▶ _EXERCISE INSTRUCTIONS_
Reply with one number: the count of lines in the data that hold the string "screenshot".

▶ _MATERIAL FOR THE TASK_
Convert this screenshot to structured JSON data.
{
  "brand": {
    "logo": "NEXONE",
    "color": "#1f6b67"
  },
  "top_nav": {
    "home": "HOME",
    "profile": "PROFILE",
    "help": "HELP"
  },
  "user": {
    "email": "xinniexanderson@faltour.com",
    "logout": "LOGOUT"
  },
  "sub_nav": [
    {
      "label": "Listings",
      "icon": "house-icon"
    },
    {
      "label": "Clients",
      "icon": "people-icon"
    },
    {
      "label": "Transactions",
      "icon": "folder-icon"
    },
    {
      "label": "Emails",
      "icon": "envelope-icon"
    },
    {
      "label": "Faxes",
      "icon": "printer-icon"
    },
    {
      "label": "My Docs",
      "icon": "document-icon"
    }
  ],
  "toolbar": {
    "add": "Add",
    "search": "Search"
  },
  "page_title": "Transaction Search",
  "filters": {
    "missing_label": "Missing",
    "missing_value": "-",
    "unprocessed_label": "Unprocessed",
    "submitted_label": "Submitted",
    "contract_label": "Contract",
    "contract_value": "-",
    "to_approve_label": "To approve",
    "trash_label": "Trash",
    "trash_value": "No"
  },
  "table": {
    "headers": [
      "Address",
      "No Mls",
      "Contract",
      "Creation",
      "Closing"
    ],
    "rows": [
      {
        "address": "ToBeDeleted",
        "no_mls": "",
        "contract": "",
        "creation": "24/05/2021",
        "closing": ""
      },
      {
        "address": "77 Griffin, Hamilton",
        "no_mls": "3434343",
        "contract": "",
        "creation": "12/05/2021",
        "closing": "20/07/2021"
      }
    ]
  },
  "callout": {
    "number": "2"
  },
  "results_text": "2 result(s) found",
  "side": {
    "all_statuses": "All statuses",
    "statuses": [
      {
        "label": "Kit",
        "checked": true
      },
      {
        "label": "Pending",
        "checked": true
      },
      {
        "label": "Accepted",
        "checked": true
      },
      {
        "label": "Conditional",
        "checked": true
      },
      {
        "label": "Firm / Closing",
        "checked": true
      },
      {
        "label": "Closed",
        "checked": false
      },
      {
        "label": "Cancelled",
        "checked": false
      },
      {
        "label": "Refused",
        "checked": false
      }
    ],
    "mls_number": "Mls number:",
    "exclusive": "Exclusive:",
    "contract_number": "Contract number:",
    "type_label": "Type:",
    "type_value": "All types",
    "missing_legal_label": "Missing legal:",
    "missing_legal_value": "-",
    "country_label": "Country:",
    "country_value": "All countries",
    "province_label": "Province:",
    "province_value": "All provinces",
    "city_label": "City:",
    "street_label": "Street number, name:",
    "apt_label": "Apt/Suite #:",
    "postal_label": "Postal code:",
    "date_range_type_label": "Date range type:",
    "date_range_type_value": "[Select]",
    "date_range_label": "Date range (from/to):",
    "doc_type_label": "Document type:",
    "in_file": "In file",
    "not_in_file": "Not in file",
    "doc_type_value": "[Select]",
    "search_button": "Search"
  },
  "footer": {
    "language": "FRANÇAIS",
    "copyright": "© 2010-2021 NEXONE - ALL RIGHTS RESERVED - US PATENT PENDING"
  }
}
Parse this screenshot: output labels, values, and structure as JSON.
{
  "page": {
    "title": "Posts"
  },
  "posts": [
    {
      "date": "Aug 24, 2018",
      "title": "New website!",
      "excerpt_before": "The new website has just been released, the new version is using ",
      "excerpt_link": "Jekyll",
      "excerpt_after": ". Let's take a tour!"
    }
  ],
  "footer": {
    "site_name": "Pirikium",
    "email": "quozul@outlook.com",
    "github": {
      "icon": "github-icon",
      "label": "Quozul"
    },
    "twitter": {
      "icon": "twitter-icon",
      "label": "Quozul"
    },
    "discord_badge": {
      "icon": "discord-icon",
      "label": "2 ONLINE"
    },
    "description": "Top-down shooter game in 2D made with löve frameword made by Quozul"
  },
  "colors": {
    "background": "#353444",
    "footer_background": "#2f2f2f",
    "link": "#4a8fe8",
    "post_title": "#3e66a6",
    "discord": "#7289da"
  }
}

▶ _FINAL ANSWER_
2